======== Provided information

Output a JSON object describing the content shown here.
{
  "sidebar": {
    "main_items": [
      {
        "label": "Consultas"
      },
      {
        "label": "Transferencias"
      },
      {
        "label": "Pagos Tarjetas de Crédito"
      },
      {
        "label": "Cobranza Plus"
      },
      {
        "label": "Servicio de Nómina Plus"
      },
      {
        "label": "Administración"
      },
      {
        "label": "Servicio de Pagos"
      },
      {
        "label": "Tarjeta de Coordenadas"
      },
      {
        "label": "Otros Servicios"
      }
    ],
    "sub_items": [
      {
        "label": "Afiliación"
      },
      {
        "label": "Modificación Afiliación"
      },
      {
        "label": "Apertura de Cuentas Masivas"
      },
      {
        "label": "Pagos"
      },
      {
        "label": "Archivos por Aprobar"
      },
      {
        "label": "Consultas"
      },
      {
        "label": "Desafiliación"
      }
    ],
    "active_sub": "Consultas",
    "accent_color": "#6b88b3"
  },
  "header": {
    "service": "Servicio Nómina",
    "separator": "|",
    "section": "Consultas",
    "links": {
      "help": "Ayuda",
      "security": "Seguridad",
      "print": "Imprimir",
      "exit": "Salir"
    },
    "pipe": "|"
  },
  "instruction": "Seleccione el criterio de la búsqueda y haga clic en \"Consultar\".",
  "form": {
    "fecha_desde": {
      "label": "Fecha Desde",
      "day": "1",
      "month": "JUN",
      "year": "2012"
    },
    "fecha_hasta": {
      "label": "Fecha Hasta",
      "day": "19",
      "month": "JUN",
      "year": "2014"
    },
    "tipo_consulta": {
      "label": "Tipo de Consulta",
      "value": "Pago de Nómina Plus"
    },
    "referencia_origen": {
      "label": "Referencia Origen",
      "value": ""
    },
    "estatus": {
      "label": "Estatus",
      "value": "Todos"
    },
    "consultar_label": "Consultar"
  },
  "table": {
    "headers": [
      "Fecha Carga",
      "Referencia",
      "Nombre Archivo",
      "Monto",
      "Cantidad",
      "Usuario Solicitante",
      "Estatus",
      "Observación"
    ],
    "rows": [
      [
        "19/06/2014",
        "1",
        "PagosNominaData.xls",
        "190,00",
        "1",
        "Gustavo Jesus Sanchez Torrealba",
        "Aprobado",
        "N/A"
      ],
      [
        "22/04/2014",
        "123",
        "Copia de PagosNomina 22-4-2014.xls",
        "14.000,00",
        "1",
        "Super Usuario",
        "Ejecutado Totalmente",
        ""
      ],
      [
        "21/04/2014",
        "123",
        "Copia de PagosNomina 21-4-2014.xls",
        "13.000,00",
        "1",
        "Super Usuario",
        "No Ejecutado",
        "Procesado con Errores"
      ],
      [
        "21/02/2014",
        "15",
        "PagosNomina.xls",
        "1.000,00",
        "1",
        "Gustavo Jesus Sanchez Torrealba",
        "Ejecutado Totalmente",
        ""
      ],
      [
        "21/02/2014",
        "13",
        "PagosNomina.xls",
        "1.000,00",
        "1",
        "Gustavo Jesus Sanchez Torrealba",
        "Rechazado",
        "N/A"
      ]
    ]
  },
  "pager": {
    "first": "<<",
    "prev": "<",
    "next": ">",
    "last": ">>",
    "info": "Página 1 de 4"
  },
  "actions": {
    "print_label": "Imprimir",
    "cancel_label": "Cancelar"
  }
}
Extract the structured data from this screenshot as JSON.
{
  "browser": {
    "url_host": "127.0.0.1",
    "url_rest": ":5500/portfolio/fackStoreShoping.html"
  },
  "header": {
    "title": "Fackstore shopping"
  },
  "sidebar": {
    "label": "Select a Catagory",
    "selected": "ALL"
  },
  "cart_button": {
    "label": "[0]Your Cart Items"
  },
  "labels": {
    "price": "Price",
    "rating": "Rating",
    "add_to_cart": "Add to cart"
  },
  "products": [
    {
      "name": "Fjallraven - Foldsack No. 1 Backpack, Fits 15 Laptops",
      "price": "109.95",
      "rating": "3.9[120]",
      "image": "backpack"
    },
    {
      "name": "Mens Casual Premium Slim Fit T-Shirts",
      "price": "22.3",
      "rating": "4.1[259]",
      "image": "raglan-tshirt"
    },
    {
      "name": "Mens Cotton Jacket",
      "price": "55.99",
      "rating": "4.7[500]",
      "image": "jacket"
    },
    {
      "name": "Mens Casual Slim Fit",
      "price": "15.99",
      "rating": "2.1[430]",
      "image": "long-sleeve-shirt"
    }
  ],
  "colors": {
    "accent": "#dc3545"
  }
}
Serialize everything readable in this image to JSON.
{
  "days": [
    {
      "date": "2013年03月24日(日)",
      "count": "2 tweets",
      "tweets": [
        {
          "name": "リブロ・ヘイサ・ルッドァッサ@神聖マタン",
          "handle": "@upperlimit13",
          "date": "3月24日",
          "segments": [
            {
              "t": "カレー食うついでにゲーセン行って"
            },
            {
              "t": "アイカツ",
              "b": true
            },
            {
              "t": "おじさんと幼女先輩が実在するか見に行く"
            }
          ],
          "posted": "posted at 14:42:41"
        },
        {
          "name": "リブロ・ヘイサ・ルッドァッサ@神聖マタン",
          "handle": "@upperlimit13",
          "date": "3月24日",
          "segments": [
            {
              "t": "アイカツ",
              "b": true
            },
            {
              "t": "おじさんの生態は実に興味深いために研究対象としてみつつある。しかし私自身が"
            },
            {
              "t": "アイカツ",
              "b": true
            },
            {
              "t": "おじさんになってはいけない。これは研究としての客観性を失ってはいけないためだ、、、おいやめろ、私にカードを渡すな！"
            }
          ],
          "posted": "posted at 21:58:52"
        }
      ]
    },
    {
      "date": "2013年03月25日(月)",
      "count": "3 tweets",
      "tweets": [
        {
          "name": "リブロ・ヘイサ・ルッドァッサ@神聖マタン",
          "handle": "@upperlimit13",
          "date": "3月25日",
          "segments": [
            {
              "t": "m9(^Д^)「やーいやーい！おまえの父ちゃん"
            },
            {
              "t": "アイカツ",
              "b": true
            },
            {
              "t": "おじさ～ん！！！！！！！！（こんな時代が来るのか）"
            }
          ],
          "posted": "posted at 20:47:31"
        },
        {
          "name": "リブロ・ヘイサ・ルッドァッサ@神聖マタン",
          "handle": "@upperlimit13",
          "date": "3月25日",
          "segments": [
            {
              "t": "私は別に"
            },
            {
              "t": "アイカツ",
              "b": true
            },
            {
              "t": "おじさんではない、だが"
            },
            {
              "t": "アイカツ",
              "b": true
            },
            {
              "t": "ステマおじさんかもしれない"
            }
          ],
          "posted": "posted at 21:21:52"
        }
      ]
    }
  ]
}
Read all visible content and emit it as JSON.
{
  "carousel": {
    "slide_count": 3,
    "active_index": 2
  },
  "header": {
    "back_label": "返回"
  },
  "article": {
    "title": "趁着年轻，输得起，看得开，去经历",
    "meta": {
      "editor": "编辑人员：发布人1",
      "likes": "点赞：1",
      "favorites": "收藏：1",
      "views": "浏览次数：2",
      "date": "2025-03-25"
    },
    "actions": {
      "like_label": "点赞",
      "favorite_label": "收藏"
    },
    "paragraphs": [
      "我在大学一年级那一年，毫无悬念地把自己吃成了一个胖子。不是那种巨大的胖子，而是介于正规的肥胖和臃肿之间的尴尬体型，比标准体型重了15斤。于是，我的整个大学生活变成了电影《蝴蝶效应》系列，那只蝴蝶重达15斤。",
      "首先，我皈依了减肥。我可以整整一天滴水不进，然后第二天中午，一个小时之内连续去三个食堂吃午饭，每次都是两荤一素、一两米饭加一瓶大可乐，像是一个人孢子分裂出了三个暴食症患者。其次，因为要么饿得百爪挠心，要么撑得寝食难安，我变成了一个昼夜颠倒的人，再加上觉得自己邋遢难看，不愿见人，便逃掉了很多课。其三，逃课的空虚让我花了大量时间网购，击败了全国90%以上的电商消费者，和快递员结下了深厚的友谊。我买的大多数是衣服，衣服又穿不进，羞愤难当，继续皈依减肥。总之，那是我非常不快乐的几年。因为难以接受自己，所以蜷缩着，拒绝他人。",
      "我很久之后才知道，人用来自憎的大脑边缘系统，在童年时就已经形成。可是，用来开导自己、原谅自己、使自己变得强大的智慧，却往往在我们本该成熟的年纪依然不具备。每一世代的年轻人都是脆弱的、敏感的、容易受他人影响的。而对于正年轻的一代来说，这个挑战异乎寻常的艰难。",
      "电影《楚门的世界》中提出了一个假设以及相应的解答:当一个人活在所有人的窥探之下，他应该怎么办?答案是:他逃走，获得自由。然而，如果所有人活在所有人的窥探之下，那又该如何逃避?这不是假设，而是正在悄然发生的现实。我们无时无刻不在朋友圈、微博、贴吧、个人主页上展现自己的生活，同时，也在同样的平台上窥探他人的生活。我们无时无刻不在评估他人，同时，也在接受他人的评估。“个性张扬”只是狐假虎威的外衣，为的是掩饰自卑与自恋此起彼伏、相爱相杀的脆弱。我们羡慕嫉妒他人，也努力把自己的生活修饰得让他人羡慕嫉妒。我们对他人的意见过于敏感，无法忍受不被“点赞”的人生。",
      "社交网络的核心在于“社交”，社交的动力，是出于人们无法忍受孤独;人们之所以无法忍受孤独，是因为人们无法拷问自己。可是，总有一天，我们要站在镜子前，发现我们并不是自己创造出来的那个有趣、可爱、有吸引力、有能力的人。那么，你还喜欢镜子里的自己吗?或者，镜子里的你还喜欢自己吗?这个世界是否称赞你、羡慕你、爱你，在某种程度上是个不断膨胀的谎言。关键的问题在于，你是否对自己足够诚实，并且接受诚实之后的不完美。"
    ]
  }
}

================

## [What to produce]
Isolate the lines that hold the word "this" and copy all of them.

## [Full output]
Extract the structured data from this screenshot as JSON.
Serialize everything readable in this image to JSON.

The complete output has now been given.